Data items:
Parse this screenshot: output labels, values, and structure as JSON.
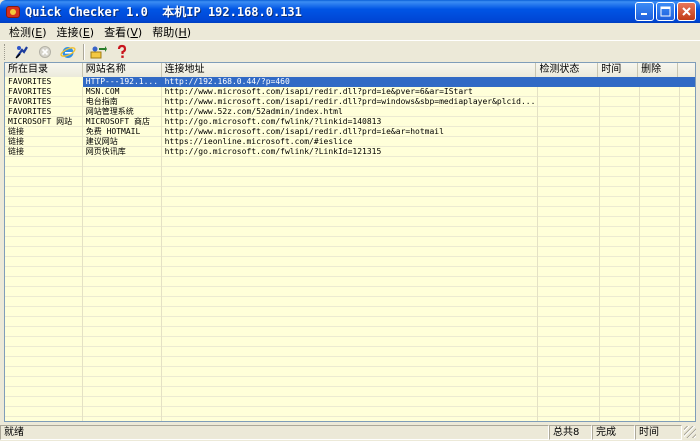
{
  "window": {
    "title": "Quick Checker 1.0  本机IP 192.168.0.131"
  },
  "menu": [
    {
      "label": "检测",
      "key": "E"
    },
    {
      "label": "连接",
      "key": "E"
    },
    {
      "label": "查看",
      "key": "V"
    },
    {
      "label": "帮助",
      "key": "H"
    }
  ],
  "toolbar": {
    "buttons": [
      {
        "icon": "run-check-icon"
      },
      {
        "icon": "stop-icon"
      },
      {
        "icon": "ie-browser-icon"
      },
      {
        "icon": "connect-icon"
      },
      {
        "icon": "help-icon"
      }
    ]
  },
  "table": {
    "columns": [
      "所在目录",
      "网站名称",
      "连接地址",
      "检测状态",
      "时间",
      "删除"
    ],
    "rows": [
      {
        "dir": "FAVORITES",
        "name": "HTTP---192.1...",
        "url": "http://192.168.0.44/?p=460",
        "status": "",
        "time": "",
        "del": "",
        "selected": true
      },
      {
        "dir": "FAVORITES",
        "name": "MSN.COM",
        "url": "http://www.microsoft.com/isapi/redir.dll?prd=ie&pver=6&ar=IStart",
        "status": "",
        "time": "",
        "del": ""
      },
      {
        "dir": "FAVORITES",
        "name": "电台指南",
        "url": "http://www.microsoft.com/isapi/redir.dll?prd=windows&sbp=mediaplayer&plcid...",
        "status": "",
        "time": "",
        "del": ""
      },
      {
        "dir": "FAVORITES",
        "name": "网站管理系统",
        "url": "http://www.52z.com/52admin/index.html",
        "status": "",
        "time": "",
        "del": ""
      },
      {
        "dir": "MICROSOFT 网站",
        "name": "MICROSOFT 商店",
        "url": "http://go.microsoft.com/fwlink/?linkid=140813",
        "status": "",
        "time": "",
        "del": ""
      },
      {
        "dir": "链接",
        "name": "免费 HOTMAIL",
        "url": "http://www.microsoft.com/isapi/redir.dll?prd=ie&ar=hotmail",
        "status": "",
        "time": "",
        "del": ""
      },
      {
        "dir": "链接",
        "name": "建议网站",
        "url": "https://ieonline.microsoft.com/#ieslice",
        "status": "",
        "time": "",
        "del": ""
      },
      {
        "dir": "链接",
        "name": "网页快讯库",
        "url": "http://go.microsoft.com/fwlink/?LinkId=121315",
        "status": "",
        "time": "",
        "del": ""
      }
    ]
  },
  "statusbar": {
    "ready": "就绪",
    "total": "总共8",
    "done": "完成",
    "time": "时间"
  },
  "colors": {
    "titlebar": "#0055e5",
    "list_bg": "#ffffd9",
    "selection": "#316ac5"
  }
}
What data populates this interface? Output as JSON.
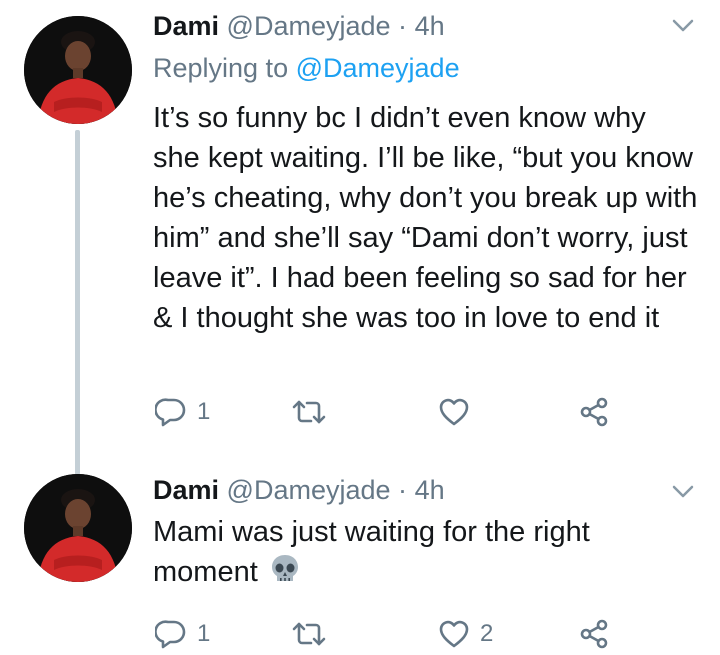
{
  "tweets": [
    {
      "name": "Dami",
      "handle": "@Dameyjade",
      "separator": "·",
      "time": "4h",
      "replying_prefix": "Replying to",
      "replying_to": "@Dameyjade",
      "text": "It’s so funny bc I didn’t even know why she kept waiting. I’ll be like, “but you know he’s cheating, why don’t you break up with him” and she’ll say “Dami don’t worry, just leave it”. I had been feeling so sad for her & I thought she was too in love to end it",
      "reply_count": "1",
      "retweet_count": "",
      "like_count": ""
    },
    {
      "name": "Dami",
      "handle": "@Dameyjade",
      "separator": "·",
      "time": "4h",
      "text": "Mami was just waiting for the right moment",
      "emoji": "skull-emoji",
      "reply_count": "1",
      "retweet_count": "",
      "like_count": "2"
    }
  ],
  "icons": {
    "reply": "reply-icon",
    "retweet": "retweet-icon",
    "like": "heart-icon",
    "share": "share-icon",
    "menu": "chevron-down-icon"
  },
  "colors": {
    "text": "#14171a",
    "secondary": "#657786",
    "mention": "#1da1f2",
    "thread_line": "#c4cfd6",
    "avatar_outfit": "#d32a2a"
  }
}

▸ What the task asks
Read through the data and copy every line where "fwlink" shows up.

▸ Exercise answer
        "url": "http://go.microsoft.com/fwlink/?linkid=140813",
        "url": "http://go.microsoft.com/fwlink/?LinkId=121315",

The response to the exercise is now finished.